▶ ITEMS:
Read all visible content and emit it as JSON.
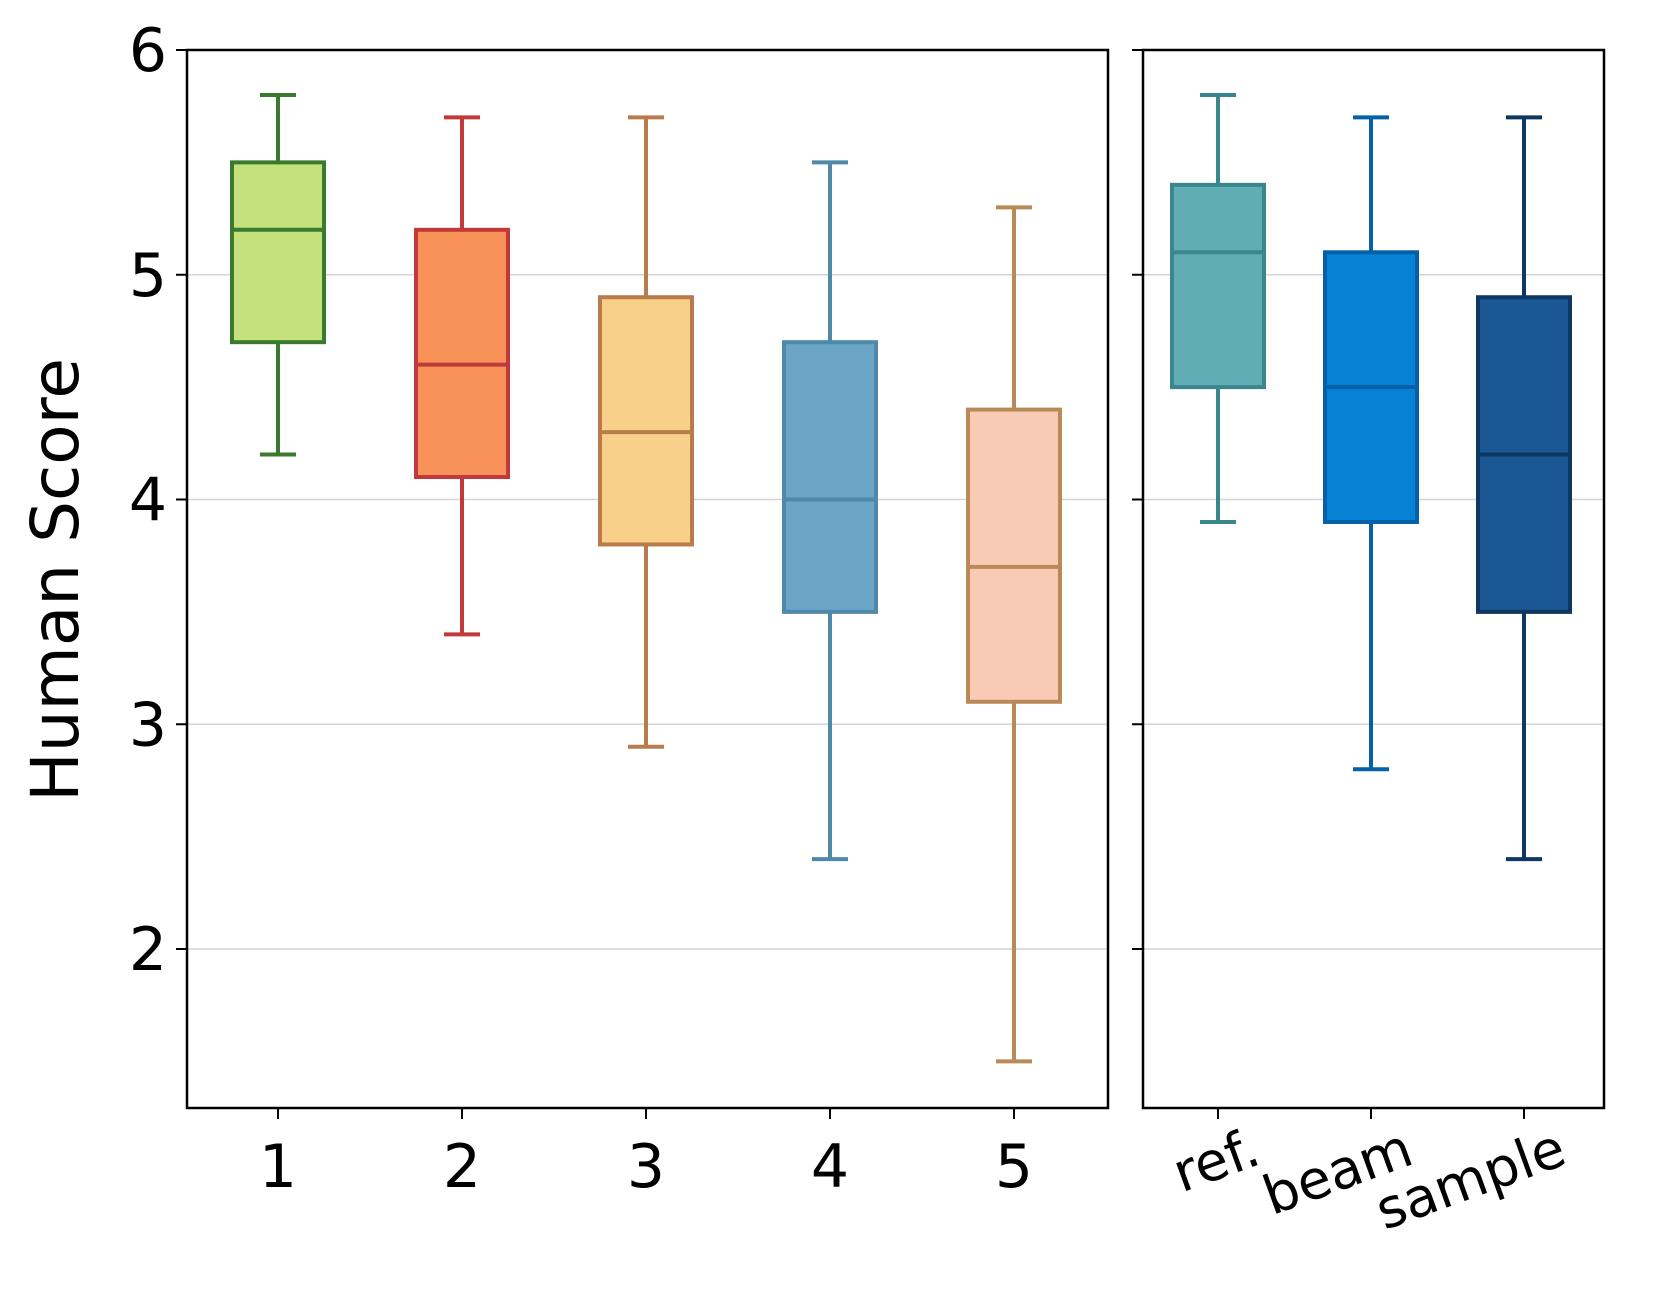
{
  "chart_data": {
    "type": "box",
    "ylabel": "Human Score",
    "ylim": [
      1.3,
      6.0
    ],
    "yticks": [
      2,
      3,
      4,
      5,
      6
    ],
    "grid": "horizontal",
    "panels": [
      {
        "name": "left",
        "categories": [
          "1",
          "2",
          "3",
          "4",
          "5"
        ],
        "boxes": [
          {
            "label": "1",
            "whisker_low": 4.2,
            "q1": 4.7,
            "median": 5.2,
            "q3": 5.5,
            "whisker_high": 5.8,
            "fill": "#c4e17c",
            "edge": "#3a7a2e"
          },
          {
            "label": "2",
            "whisker_low": 3.4,
            "q1": 4.1,
            "median": 4.6,
            "q3": 5.2,
            "whisker_high": 5.7,
            "fill": "#f99258",
            "edge": "#c0393b"
          },
          {
            "label": "3",
            "whisker_low": 2.9,
            "q1": 3.8,
            "median": 4.3,
            "q3": 4.9,
            "whisker_high": 5.7,
            "fill": "#f9d08a",
            "edge": "#b97b4c"
          },
          {
            "label": "4",
            "whisker_low": 2.4,
            "q1": 3.5,
            "median": 4.0,
            "q3": 4.7,
            "whisker_high": 5.5,
            "fill": "#6ba6c7",
            "edge": "#4f88a8"
          },
          {
            "label": "5",
            "whisker_low": 1.5,
            "q1": 3.1,
            "median": 3.7,
            "q3": 4.4,
            "whisker_high": 5.3,
            "fill": "#f9cbb7",
            "edge": "#b98a56"
          }
        ]
      },
      {
        "name": "right",
        "categories": [
          "ref.",
          "beam",
          "sample"
        ],
        "boxes": [
          {
            "label": "ref.",
            "whisker_low": 3.9,
            "q1": 4.5,
            "median": 5.1,
            "q3": 5.4,
            "whisker_high": 5.8,
            "fill": "#60adb5",
            "edge": "#3a868d"
          },
          {
            "label": "beam",
            "whisker_low": 2.8,
            "q1": 3.9,
            "median": 4.5,
            "q3": 5.1,
            "whisker_high": 5.7,
            "fill": "#0582d3",
            "edge": "#0560a8"
          },
          {
            "label": "sample",
            "whisker_low": 2.4,
            "q1": 3.5,
            "median": 4.2,
            "q3": 4.9,
            "whisker_high": 5.7,
            "fill": "#1b5793",
            "edge": "#0e3862"
          }
        ]
      }
    ]
  }
}
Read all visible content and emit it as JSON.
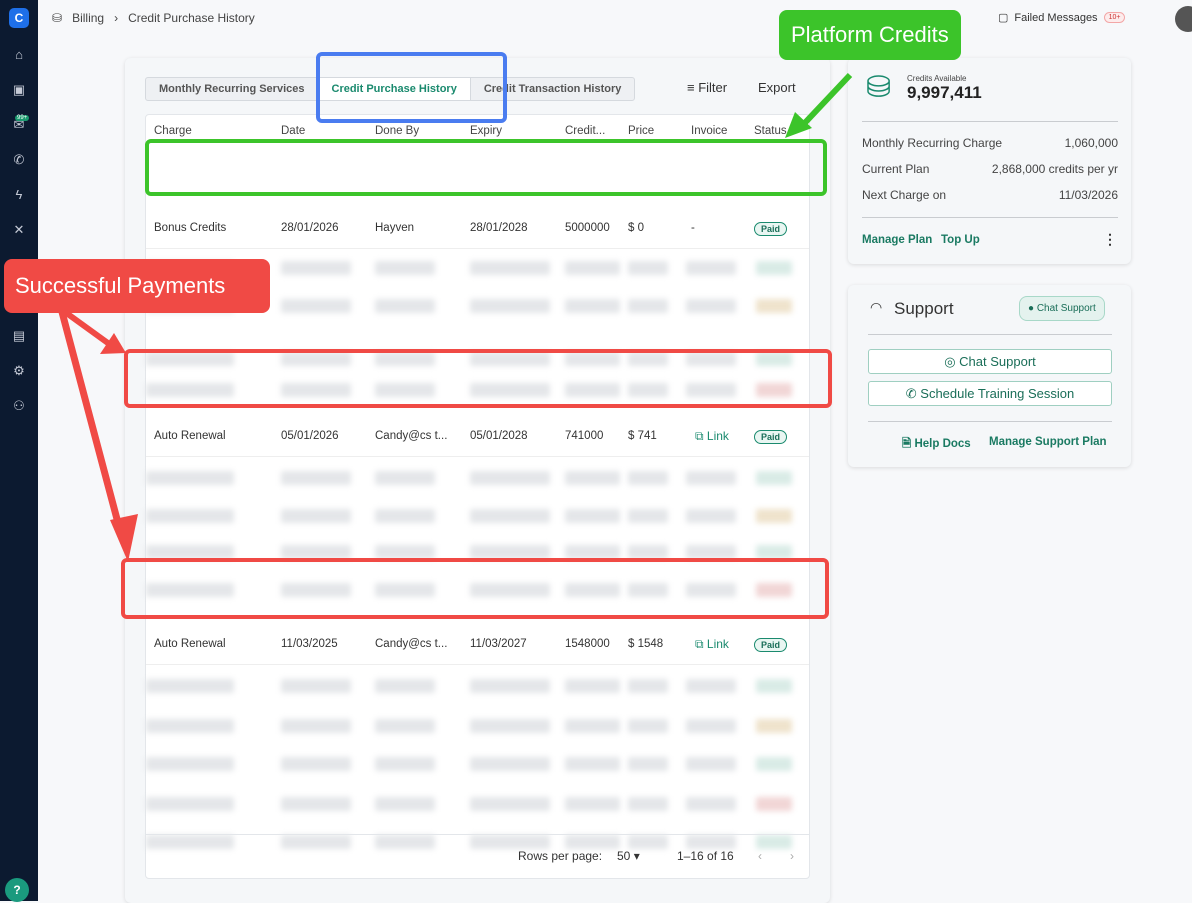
{
  "breadcrumb": {
    "parent": "Billing",
    "current": "Credit Purchase History"
  },
  "sidebar": {
    "logo": "C",
    "badge": "99+",
    "icons": [
      "home-icon",
      "contacts-icon",
      "inbox-icon",
      "phone-icon",
      "automation-icon",
      "tools-icon",
      "marketplace-icon",
      "settings-icon",
      "team-icon"
    ]
  },
  "topbar": {
    "failed_messages": "Failed Messages",
    "failed_count": "10+"
  },
  "tabs": [
    "Monthly Recurring Services",
    "Credit Purchase History",
    "Credit Transaction History"
  ],
  "actions": {
    "filter": "Filter",
    "export": "Export"
  },
  "table": {
    "columns": [
      "Charge",
      "Date",
      "Done By",
      "Expiry",
      "Credit...",
      "Price",
      "Invoice",
      "Status"
    ],
    "rows": [
      {
        "charge": "Bonus Credits",
        "date": "28/01/2026",
        "done_by": "Hayven",
        "expiry": "28/01/2028",
        "credits": "5000000",
        "price": "$ 0",
        "invoice": "-",
        "status": "Paid"
      },
      {
        "charge": "Auto Renewal",
        "date": "05/01/2026",
        "done_by": "Candy@cs t...",
        "expiry": "05/01/2028",
        "credits": "741000",
        "price": "$ 741",
        "invoice": "Link",
        "status": "Paid"
      },
      {
        "charge": "Auto Renewal",
        "date": "11/03/2025",
        "done_by": "Candy@cs t...",
        "expiry": "11/03/2027",
        "credits": "1548000",
        "price": "$ 1548",
        "invoice": "Link",
        "status": "Paid"
      }
    ]
  },
  "pagination": {
    "rows_per_page_label": "Rows per page:",
    "rows_per_page": "50",
    "range": "1–16 of 16"
  },
  "credits": {
    "label": "Credits Available",
    "value": "9,997,411",
    "monthly_label": "Monthly Recurring Charge",
    "monthly_value": "1,060,000",
    "plan_label": "Current Plan",
    "plan_value": "2,868,000 credits per yr",
    "next_label": "Next Charge on",
    "next_value": "11/03/2026",
    "manage_plan": "Manage Plan",
    "top_up": "Top Up"
  },
  "support": {
    "title": "Support",
    "badge": "Chat Support",
    "chat_button": "Chat Support",
    "training_button": "Schedule Training Session",
    "help_docs": "Help Docs",
    "manage_support": "Manage Support Plan"
  },
  "annotations": {
    "platform": "Platform Credits",
    "payments": "Successful Payments"
  },
  "colors": {
    "accent": "#1a8a6e",
    "sidebar": "#0c1a30",
    "green_annotation": "#3cc42a",
    "red_annotation": "#f04a45",
    "blue_annotation": "#4a7cf0"
  }
}
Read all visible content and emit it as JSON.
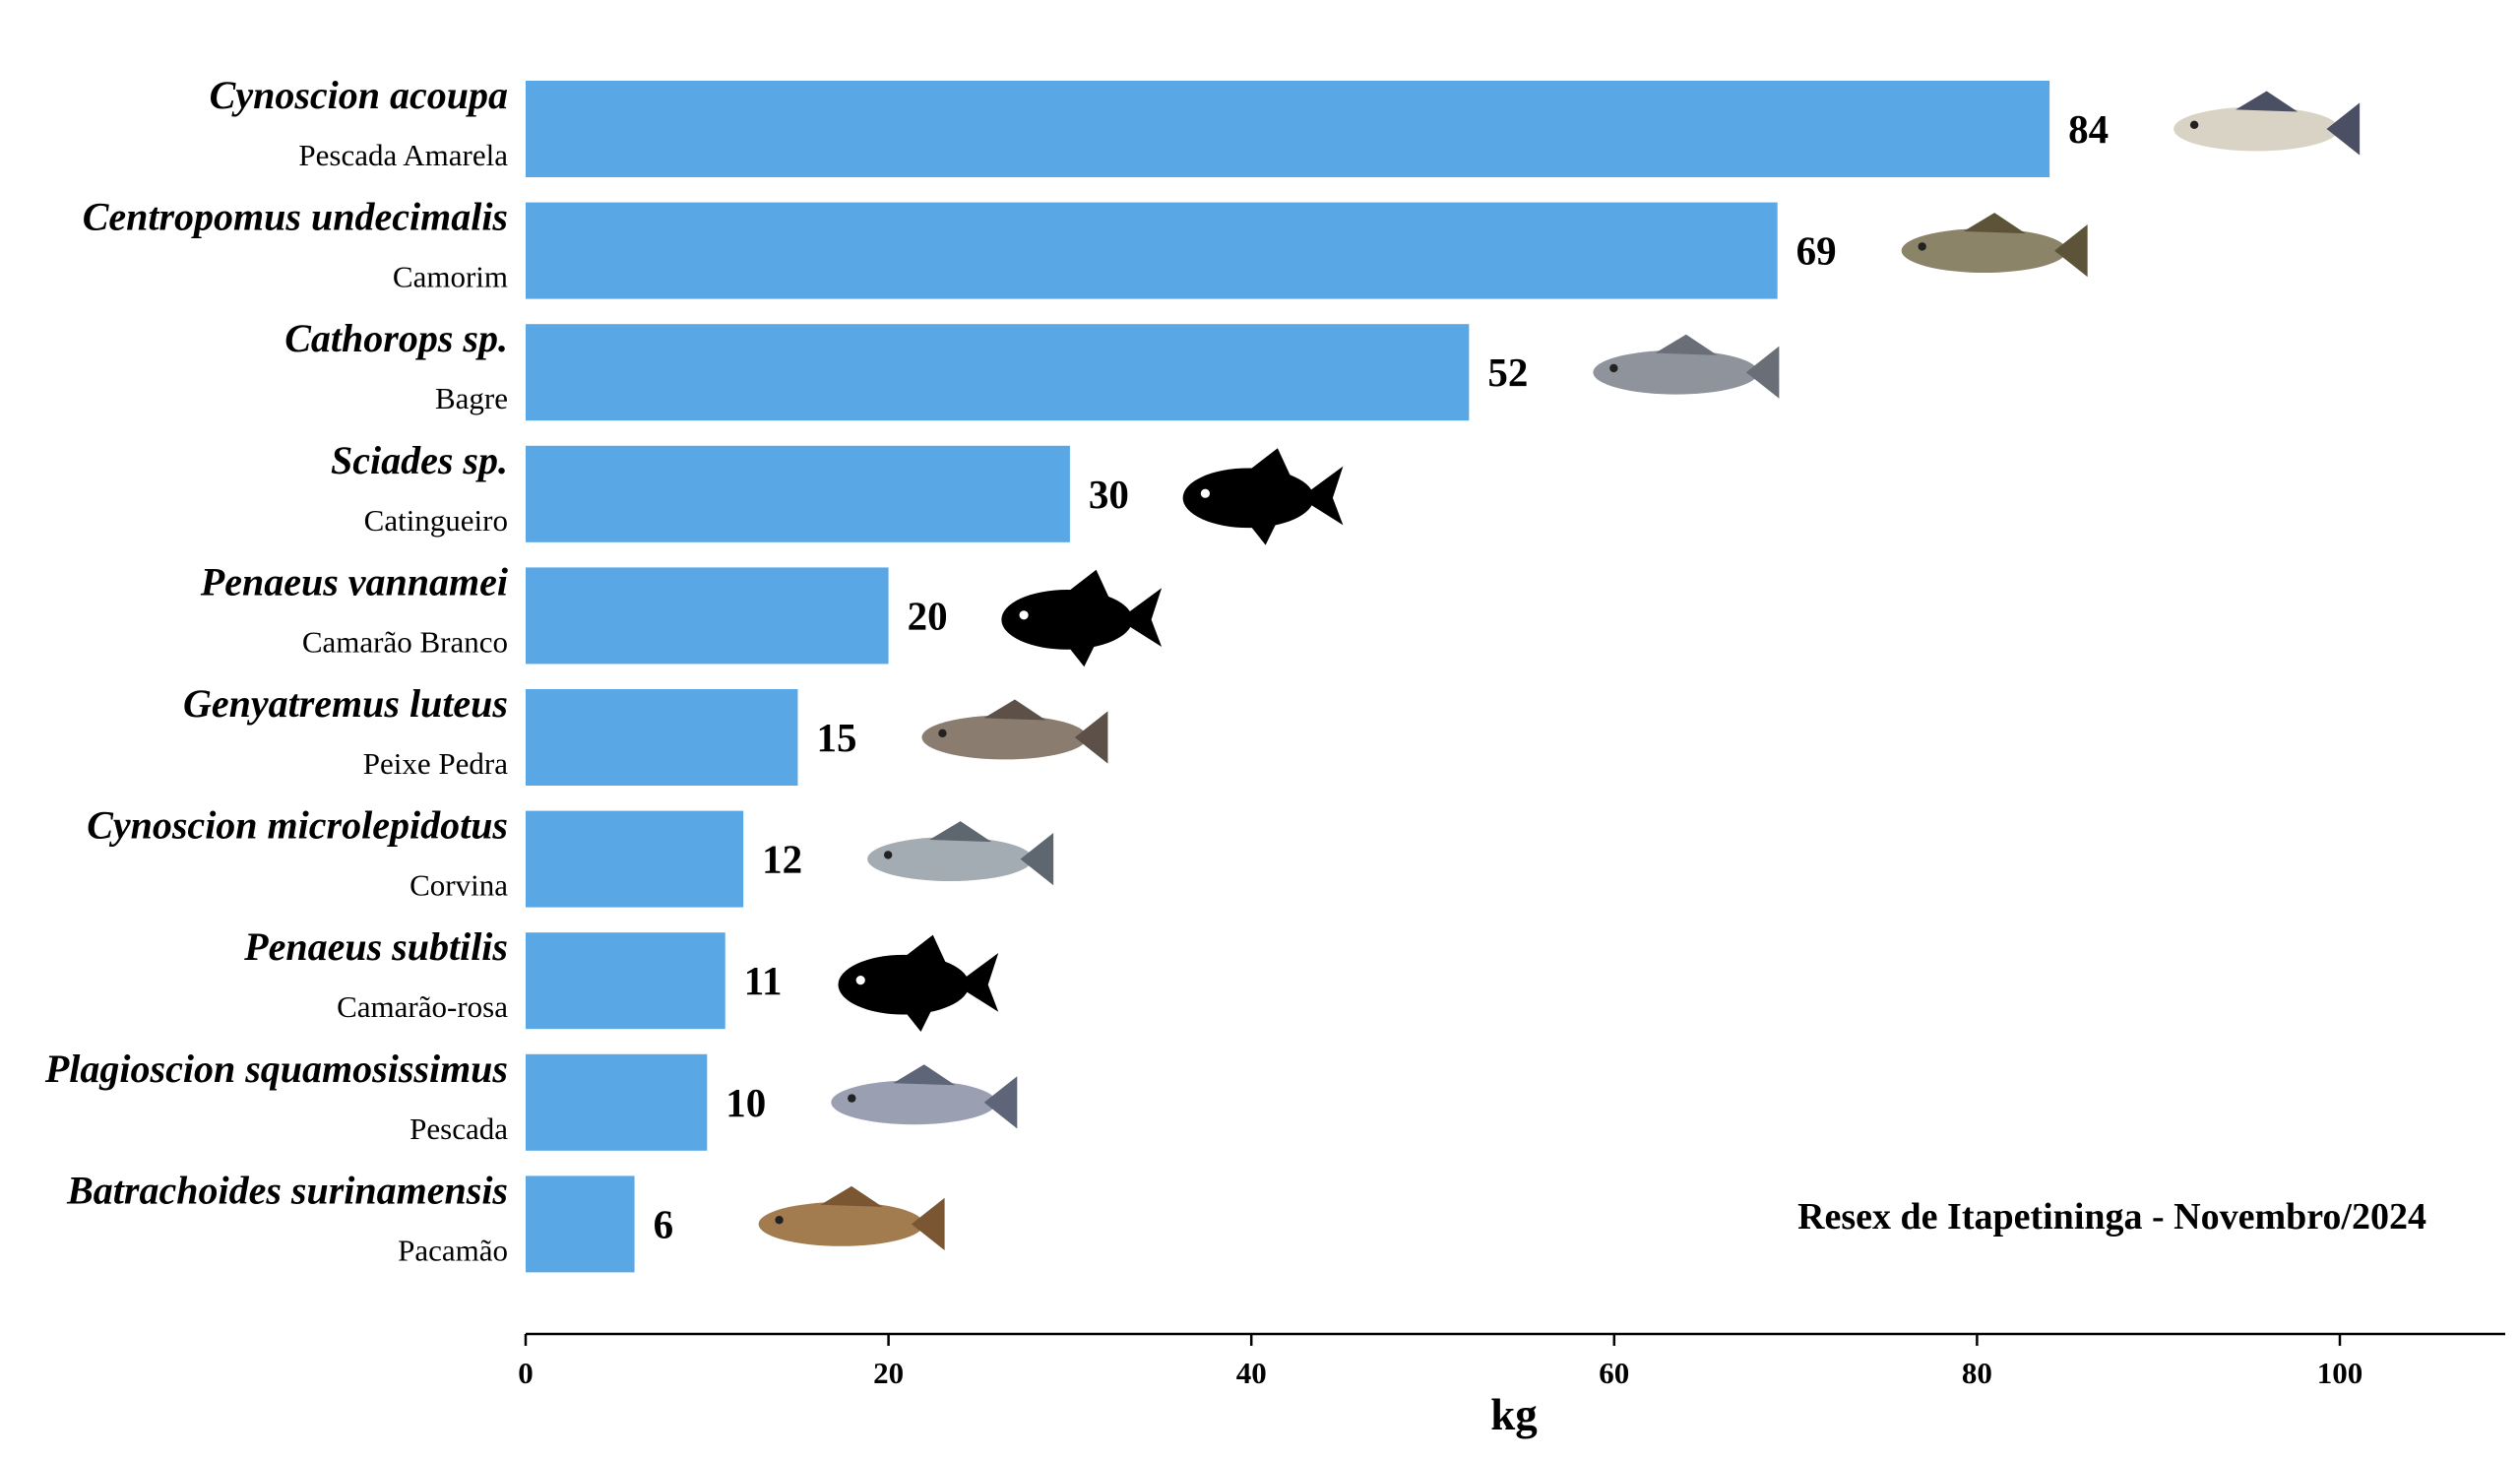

▶ WHAT YOU SHOULD DO:
Every line should be retyped exactly, with the pictures omitted.

▶ SOLVED EXERCISE:
Read all visible content and emit it as JSON.
{
  "chart_data": {
    "type": "box",
    "ylabel": "Human Score",
    "ylim": [
      1.3,
      6.0
    ],
    "yticks": [
      2,
      3,
      4,
      5,
      6
    ],
    "grid": "horizontal",
    "panels": [
      {
        "name": "left",
        "categories": [
          "1",
          "2",
          "3",
          "4",
          "5"
        ],
        "boxes": [
          {
            "label": "1",
            "whisker_low": 4.2,
            "q1": 4.7,
            "median": 5.2,
            "q3": 5.5,
            "whisker_high": 5.8,
            "fill": "#c4e17c",
            "edge": "#3a7a2e"
          },
          {
            "label": "2",
            "whisker_low": 3.4,
            "q1": 4.1,
            "median": 4.6,
            "q3": 5.2,
            "whisker_high": 5.7,
            "fill": "#f99258",
            "edge": "#c0393b"
          },
          {
            "label": "3",
            "whisker_low": 2.9,
            "q1": 3.8,
            "median": 4.3,
            "q3": 4.9,
            "whisker_high": 5.7,
            "fill": "#f9d08a",
            "edge": "#b97b4c"
          },
          {
            "label": "4",
            "whisker_low": 2.4,
            "q1": 3.5,
            "median": 4.0,
            "q3": 4.7,
            "whisker_high": 5.5,
            "fill": "#6ba6c7",
            "edge": "#4f88a8"
          },
          {
            "label": "5",
            "whisker_low": 1.5,
            "q1": 3.1,
            "median": 3.7,
            "q3": 4.4,
            "whisker_high": 5.3,
            "fill": "#f9cbb7",
            "edge": "#b98a56"
          }
        ]
      },
      {
        "name": "right",
        "categories": [
          "ref.",
          "beam",
          "sample"
        ],
        "boxes": [
          {
            "label": "ref.",
            "whisker_low": 3.9,
            "q1": 4.5,
            "median": 5.1,
            "q3": 5.4,
            "whisker_high": 5.8,
            "fill": "#60adb5",
            "edge": "#3a868d"
          },
          {
            "label": "beam",
            "whisker_low": 2.8,
            "q1": 3.9,
            "median": 4.5,
            "q3": 5.1,
            "whisker_high": 5.7,
            "fill": "#0582d3",
            "edge": "#0560a8"
          },
          {
            "label": "sample",
            "whisker_low": 2.4,
            "q1": 3.5,
            "median": 4.2,
            "q3": 4.9,
            "whisker_high": 5.7,
            "fill": "#1b5793",
            "edge": "#0e3862"
          }
        ]
      }
    ]
  }
}
Read all visible content and emit it as JSON.
{
  "breadcrumb": {
    "parent": "Billing",
    "current": "Credit Purchase History"
  },
  "sidebar": {
    "logo": "C",
    "badge": "99+",
    "icons": [
      "home-icon",
      "contacts-icon",
      "inbox-icon",
      "phone-icon",
      "automation-icon",
      "tools-icon",
      "marketplace-icon",
      "settings-icon",
      "team-icon"
    ]
  },
  "topbar": {
    "failed_messages": "Failed Messages",
    "failed_count": "10+"
  },
  "tabs": [
    "Monthly Recurring Services",
    "Credit Purchase History",
    "Credit Transaction History"
  ],
  "actions": {
    "filter": "Filter",
    "export": "Export"
  },
  "table": {
    "columns": [
      "Charge",
      "Date",
      "Done By",
      "Expiry",
      "Credit...",
      "Price",
      "Invoice",
      "Status"
    ],
    "rows": [
      {
        "charge": "Bonus Credits",
        "date": "28/01/2026",
        "done_by": "Hayven",
        "expiry": "28/01/2028",
        "credits": "5000000",
        "price": "$ 0",
        "invoice": "-",
        "status": "Paid"
      },
      {
        "charge": "Auto Renewal",
        "date": "05/01/2026",
        "done_by": "Candy@cs t...",
        "expiry": "05/01/2028",
        "credits": "741000",
        "price": "$ 741",
        "invoice": "Link",
        "status": "Paid"
      },
      {
        "charge": "Auto Renewal",
        "date": "11/03/2025",
        "done_by": "Candy@cs t...",
        "expiry": "11/03/2027",
        "credits": "1548000",
        "price": "$ 1548",
        "invoice": "Link",
        "status": "Paid"
      }
    ]
  },
  "pagination": {
    "rows_per_page_label": "Rows per page:",
    "rows_per_page": "50",
    "range": "1–16 of 16"
  },
  "credits": {
    "label": "Credits Available",
    "value": "9,997,411",
    "monthly_label": "Monthly Recurring Charge",
    "monthly_value": "1,060,000",
    "plan_label": "Current Plan",
    "plan_value": "2,868,000 credits per yr",
    "next_label": "Next Charge on",
    "next_value": "11/03/2026",
    "manage_plan": "Manage Plan",
    "top_up": "Top Up"
  },
  "support": {
    "title": "Support",
    "badge": "Chat Support",
    "chat_button": "Chat Support",
    "training_button": "Schedule Training Session",
    "help_docs": "Help Docs",
    "manage_support": "Manage Support Plan"
  },
  "annotations": {
    "platform": "Platform Credits",
    "payments": "Successful Payments"
  },
  "colors": {
    "accent": "#1a8a6e",
    "sidebar": "#0c1a30",
    "green_annotation": "#3cc42a",
    "red_annotation": "#f04a45",
    "blue_annotation": "#4a7cf0"
  }
}
Read all visible content and emit it as JSON.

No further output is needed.